--- Set exercise 1 ---
From the post on the new CARB chair, reproduce verbatim the stretch from "Which is why" through "complementary regulations, too.".
--- Set exercise 2 ---
In the post on the new CARB chair, what new name has the cap-and-trade program been given?

--- Document segment ---
New CARB Chair, New CARB Mandate

Lauren Sanchez has been named to the state’s most important climate job.

About 15 years ago, when presenting about California’s then-new climate change law AB32, I used to show a slide with six words on it — “Why Mary Nichols Rules the World”— along with a huge photo of Mary. The slide let me talk about the enormous authority and discretion bestowed by AB32 on one agency, the California Air Resources Board.  The 2006 legislation set fairly ambitious climate goals and essentially told ARB to go figure out how to meet those goals, targeting whatever sectors and using whatever mix of incentives, regulations, and other tools the agency saw fit.  Yes, AB32 gave the agency some guidance and guard rails (for example, ARB had to design regulations to achieve “the maximum technologically feasible and cost-effective greenhouse gas emission reductions;” and had to do so in a way that was “equitable,” that sought to “minimize costs and maximize the total benefits to California,” and that did not “disproportionately impact low-income communities”).  But even those guard rails were left to be interpreted and implemented as the agency saw fit.  Thus, Mary — and the staff she led — had tons of power.

Over the years, the legislature has shown varying degrees of squeamishness about this arrangement but has never altered its basic dynamic.  By nearly all accounts, ARB succeeded in meeting its original AB32 mandates, reducing the state’s greenhouse gas emissions back to 1990 levels well before the 2020 deadline for doing so.  When lawmakers voted in 2017 to extend ARB’s authority to run its landmark cap-and-trade emissions reduction program beyond 2020, they did so with more than a 2/3 majority.  The legislature put a few more constraints on ARB’s design of the C&T program and married its extension of authority with a new mandate to reduce fenceline pollution in certain highly-impacted communities.  But ARB remained in the driver’s seat in choosing key regulatory targets and methods for reducing GHG emissions, aiming toward even-more-ambitious 2030 & 2045 goals.

Which is why two news items from this past week are worth discussing together.  First, as my colleague Jason Gray explains in detail here, the Legislature just extended ARB’s authority to run its cap-and-trade program–renamed cap-and-invest — for another 20 years, until 2045.  In the end, lawmakers again did so without tinkering very much with ARB’s requirements for the program, even though many ideas had been on the table throughout this legislative session for C&T updates and redesigns.  ARB’s basic job remains intact: figure out how to create the maximum technologically feasible and cost-effective GHG reductions to meet ambitious statewide emissions limits, now bolstered by a decades-long mandate for cap-and-invest plus plenty of remaining discretion to create complementary regulations, too.

--- Extracted material ---

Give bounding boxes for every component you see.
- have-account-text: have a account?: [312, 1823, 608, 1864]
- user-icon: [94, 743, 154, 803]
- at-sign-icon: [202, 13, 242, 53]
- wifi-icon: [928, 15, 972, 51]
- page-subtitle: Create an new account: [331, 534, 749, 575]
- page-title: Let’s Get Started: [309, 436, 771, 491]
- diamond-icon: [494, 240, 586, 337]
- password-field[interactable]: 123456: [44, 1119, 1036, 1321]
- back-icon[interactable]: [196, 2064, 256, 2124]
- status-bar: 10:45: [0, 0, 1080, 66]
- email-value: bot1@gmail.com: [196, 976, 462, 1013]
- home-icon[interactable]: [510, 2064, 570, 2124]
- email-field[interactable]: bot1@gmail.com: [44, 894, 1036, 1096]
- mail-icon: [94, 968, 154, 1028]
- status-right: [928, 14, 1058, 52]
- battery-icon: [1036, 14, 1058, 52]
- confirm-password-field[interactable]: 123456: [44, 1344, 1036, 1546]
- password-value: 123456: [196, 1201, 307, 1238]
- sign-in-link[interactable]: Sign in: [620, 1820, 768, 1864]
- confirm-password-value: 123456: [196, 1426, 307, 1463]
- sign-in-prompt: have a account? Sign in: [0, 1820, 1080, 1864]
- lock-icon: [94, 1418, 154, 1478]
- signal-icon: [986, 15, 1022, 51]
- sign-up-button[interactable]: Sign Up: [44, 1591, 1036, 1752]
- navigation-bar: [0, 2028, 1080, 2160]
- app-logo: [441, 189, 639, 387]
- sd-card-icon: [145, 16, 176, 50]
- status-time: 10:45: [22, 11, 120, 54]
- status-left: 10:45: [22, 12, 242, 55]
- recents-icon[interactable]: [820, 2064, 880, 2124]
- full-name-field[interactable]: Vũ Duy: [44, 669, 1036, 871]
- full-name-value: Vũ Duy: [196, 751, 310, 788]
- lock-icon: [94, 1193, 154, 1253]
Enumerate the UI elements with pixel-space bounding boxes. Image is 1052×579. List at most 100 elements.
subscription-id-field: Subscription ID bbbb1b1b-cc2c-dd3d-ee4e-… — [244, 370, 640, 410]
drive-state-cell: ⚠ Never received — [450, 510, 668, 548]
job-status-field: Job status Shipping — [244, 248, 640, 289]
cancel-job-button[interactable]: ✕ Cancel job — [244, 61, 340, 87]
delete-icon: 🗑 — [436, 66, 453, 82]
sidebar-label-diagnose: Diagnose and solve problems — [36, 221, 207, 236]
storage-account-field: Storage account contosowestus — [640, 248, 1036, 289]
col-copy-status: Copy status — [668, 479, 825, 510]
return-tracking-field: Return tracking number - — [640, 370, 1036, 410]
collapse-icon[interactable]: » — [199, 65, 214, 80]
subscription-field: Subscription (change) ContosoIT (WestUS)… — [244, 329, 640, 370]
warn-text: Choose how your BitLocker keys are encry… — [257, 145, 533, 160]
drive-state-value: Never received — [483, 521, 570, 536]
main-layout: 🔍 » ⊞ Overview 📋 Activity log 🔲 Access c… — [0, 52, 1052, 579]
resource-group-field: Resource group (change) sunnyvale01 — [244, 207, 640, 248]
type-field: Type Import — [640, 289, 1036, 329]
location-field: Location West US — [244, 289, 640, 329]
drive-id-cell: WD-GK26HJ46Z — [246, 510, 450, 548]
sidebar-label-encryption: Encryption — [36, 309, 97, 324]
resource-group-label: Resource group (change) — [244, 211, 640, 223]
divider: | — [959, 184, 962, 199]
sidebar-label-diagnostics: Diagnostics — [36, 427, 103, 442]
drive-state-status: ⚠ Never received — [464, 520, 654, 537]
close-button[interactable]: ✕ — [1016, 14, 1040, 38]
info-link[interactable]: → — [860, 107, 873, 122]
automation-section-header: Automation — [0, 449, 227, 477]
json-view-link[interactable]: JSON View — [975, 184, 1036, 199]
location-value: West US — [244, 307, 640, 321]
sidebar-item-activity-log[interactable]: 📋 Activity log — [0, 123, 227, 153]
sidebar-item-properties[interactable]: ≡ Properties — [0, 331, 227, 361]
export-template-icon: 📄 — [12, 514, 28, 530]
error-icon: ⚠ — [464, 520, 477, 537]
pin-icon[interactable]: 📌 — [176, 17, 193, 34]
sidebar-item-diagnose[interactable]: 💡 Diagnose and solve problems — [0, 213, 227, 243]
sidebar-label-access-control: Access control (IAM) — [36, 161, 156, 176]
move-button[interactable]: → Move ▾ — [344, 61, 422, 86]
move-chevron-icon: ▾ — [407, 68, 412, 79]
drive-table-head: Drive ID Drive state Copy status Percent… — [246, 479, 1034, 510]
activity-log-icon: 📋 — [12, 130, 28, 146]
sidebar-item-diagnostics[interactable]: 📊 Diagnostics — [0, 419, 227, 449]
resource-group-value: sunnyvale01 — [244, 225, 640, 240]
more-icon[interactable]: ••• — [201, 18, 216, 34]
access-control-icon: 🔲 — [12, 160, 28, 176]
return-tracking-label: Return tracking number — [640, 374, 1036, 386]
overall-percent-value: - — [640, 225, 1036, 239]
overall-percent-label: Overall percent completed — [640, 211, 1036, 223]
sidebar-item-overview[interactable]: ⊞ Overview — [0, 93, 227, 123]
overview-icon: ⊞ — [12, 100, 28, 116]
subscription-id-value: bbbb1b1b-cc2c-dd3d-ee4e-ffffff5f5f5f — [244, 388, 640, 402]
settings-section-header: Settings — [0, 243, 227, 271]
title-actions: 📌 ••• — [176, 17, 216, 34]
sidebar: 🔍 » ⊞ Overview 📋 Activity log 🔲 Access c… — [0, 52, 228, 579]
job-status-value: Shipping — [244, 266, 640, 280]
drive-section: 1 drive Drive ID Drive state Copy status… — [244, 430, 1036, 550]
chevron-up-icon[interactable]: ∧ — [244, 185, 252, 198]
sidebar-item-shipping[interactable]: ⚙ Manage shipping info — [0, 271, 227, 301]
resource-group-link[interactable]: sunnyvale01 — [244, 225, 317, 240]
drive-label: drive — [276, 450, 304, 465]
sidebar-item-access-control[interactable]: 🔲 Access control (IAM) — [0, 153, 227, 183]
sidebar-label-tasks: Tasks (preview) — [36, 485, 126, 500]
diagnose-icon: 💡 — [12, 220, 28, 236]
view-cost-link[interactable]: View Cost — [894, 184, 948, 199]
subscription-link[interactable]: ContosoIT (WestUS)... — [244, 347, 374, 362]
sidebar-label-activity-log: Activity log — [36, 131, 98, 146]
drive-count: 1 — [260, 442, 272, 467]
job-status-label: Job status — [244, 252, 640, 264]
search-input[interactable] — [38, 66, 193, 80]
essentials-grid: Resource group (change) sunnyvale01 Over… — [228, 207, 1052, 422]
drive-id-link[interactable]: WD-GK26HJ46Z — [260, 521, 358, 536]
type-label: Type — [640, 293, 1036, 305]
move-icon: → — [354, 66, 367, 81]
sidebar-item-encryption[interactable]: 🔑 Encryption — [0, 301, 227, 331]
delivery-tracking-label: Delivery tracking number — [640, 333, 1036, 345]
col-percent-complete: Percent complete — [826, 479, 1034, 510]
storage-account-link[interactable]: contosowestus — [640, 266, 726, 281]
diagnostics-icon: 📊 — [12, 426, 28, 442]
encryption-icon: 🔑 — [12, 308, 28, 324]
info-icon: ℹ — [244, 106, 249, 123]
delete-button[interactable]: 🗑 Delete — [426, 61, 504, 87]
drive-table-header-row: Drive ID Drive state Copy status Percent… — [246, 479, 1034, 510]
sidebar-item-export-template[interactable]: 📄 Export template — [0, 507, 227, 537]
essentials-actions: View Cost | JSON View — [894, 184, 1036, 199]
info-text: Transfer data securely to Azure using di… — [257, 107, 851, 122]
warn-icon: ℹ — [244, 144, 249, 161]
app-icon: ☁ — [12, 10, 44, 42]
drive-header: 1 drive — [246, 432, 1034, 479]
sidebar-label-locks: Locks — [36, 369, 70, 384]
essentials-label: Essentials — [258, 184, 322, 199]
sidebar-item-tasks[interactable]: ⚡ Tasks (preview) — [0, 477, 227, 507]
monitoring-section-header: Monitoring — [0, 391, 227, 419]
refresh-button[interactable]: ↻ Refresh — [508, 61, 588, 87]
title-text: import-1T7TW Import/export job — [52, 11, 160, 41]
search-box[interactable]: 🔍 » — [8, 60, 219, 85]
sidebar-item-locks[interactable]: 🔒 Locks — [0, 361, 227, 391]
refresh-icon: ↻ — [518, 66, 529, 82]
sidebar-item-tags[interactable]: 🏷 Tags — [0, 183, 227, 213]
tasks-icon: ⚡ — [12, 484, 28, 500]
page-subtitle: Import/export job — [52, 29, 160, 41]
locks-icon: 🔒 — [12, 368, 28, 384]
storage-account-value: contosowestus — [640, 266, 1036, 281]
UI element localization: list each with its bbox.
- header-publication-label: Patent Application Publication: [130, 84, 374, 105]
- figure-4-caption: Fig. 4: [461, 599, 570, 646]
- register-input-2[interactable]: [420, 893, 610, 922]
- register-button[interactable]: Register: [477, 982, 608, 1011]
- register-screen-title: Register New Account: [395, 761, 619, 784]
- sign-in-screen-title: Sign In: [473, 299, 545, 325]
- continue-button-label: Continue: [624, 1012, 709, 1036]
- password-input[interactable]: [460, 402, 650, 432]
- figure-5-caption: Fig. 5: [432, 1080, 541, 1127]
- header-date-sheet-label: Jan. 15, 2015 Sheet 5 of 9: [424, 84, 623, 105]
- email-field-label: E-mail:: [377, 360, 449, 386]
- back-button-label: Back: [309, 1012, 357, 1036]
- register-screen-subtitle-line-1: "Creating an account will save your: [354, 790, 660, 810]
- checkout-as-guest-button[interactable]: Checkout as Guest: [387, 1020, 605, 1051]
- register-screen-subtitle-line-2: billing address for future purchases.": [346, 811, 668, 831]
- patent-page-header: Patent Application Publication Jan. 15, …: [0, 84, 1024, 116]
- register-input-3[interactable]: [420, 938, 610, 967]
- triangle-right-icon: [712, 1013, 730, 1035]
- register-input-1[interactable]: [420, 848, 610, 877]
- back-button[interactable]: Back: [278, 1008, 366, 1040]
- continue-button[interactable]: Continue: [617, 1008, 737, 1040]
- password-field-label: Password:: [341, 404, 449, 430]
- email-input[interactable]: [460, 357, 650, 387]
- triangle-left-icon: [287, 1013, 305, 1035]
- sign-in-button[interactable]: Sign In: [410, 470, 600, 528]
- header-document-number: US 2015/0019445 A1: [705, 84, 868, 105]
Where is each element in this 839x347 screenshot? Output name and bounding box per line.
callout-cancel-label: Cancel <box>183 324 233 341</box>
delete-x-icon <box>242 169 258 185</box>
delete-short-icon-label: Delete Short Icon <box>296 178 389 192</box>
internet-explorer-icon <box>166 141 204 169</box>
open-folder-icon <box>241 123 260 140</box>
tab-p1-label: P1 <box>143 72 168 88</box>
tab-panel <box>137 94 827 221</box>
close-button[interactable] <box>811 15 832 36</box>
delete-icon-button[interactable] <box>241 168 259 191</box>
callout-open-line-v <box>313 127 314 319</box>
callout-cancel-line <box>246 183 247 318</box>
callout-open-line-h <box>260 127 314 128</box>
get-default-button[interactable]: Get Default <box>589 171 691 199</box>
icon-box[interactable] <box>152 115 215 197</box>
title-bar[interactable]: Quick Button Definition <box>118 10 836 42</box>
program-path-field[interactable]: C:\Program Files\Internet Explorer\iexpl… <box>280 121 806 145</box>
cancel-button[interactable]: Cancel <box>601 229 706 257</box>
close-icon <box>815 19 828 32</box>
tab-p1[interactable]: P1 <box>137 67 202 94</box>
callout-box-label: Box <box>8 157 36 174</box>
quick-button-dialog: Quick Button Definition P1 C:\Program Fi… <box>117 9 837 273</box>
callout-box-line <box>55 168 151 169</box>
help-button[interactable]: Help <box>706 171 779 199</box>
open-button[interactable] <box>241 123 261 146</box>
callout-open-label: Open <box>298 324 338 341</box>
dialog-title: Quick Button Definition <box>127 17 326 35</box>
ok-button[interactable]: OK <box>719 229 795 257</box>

--- Exercise output 1 ---
Which is why two news items from this past week are worth discussing together.  First, as my colleague Jason Gray explains in detail here, the Legislature just extended ARB’s authority to run its cap-and-trade program–renamed cap-and-invest — for another 20 years, until 2045.  In the end, lawmakers again did so without tinkering very much with ARB’s requirements for the program, even though many ideas had been on the table throughout this legislative session for C&T updates and redesigns.  ARB’s basic job remains intact: figure out how to create the maximum technologically feasible and cost-effective GHG reductions to meet ambitious statewide emissions limits, now bolstered by a decades-long mandate for cap-and-invest plus plenty of remaining discretion to create complementary regulations, too.

--- Exercise output 2 ---
Cap-and-invest.